## REQUEST
Count the lines that hold the string "programs". Reply with the number alone.

## STORED ROWS
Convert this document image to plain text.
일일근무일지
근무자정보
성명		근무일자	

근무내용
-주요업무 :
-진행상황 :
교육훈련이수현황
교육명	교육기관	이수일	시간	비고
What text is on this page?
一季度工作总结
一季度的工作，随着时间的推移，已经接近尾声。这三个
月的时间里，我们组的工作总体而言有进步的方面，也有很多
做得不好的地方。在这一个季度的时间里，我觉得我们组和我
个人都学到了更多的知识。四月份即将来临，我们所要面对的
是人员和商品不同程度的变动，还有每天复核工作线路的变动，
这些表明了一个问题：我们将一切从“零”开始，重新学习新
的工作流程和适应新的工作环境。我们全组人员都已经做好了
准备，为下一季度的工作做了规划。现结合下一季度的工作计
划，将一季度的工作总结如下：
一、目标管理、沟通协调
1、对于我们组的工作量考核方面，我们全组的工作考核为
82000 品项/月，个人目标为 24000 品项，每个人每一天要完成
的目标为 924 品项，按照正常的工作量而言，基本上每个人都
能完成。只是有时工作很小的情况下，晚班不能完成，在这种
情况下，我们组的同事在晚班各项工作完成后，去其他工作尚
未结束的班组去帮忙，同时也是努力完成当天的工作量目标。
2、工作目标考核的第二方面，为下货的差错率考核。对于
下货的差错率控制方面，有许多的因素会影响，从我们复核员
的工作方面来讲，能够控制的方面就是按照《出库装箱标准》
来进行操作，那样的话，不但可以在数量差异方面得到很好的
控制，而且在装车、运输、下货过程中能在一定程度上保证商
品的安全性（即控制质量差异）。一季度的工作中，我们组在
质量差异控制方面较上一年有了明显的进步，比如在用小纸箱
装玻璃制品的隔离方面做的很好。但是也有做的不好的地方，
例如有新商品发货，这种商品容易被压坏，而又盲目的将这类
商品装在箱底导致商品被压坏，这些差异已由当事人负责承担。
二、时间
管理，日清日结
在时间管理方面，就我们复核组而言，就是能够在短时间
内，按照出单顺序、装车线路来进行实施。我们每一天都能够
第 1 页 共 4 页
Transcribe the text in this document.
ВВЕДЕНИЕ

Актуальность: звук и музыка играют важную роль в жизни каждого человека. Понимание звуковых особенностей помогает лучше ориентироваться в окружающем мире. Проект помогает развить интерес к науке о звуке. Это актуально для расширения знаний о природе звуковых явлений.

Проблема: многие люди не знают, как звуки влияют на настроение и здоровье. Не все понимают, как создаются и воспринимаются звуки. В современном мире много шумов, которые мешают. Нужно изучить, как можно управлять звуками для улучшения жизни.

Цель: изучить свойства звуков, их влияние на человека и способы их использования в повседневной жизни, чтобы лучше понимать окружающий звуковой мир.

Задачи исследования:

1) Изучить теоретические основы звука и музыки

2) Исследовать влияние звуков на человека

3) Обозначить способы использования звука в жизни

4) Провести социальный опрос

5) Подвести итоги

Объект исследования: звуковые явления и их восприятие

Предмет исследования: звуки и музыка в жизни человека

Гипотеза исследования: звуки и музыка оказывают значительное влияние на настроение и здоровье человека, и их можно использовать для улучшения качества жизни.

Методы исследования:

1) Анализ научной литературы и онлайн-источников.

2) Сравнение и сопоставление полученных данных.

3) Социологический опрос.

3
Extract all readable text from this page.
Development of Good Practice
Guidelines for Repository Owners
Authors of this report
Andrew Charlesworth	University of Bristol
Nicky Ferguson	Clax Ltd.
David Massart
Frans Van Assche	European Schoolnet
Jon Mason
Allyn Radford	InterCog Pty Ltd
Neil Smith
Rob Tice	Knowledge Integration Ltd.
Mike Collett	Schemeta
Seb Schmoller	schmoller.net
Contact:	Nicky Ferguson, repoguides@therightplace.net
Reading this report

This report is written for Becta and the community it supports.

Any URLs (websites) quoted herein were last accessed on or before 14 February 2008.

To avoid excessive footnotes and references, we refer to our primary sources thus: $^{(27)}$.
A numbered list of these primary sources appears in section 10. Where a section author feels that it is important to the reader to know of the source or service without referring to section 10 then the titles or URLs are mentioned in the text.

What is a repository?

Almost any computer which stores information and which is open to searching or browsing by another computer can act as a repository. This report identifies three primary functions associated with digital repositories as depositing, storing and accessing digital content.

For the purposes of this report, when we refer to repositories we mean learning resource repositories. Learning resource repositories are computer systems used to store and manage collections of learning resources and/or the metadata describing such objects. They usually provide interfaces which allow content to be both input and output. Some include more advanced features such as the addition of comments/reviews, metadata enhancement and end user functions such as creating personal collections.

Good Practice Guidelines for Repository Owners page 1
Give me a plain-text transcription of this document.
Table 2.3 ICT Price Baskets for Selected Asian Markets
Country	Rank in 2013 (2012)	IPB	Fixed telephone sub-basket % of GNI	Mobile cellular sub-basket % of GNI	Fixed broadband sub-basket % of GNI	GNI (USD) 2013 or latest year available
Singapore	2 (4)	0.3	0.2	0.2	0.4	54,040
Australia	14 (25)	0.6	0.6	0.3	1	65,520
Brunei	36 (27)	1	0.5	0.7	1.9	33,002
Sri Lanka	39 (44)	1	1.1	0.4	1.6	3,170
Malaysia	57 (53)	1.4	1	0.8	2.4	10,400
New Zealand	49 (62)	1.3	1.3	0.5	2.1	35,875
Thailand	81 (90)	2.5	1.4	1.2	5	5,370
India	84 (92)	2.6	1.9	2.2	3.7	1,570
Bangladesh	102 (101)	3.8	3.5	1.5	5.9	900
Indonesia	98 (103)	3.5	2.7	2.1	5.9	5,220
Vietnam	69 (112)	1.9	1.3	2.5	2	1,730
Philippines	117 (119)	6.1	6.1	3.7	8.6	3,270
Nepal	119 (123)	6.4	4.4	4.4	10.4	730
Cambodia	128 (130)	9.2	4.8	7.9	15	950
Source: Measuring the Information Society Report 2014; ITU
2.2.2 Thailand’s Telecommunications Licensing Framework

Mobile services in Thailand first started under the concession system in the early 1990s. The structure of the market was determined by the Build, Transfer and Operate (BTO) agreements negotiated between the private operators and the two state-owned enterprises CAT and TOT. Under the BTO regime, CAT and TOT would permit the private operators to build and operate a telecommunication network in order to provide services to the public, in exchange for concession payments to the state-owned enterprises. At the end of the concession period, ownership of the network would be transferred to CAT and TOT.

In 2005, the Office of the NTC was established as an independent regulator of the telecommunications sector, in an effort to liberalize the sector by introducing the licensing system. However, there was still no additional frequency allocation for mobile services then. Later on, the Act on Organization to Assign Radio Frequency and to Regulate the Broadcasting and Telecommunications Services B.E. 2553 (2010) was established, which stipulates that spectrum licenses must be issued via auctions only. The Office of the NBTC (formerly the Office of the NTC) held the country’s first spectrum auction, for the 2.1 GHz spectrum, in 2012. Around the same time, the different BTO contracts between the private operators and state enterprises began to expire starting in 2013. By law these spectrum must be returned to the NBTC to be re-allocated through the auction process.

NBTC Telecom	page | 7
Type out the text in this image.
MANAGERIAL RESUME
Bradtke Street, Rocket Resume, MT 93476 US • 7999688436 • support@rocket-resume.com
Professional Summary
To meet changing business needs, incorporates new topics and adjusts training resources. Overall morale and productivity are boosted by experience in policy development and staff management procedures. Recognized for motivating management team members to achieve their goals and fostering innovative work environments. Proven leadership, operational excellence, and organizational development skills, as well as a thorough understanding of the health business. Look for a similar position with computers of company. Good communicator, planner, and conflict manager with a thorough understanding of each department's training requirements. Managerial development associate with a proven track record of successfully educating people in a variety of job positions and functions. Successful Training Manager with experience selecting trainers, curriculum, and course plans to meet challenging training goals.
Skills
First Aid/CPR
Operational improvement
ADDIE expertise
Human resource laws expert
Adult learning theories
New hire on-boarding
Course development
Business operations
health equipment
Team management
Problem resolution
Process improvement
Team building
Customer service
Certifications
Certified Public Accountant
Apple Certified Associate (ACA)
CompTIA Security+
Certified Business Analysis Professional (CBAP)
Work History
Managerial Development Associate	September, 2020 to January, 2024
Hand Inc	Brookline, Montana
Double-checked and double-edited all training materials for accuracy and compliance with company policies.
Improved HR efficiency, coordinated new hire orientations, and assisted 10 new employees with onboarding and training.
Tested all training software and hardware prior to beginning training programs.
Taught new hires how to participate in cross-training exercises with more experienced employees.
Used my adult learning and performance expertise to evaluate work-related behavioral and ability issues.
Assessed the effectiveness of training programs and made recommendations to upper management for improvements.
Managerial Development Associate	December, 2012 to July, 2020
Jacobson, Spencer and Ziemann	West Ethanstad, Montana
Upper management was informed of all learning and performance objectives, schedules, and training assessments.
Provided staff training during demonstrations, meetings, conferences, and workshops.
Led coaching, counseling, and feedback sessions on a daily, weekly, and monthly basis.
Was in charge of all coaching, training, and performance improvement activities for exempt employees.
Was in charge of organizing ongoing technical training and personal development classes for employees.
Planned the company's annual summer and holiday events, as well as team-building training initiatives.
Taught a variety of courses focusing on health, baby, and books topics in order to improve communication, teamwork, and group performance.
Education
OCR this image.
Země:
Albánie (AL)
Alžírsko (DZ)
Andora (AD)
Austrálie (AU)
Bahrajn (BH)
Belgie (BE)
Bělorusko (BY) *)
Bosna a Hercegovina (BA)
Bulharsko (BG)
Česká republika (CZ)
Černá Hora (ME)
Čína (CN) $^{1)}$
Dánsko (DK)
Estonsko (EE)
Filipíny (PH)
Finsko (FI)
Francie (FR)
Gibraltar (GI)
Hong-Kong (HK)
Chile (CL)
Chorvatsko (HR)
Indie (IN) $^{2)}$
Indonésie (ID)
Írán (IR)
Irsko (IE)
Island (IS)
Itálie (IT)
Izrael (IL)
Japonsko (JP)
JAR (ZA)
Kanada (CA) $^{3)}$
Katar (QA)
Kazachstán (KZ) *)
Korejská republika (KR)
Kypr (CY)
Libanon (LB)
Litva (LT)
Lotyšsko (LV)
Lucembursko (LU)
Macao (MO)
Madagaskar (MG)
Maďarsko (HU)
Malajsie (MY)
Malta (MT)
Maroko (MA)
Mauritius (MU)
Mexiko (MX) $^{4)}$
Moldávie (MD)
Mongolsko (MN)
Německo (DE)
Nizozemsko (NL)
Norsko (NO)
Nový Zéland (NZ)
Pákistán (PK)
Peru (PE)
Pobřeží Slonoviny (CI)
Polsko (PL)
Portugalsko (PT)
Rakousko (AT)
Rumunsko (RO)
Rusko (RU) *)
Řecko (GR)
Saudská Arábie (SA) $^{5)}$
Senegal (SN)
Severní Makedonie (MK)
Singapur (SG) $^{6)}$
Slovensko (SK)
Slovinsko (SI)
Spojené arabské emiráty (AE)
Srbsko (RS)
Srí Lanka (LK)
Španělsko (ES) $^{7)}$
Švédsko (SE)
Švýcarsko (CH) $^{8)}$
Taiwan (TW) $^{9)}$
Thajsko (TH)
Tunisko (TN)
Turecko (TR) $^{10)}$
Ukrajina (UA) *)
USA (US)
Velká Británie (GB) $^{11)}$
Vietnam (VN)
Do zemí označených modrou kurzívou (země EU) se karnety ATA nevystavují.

## REPLY TO THE TASK
2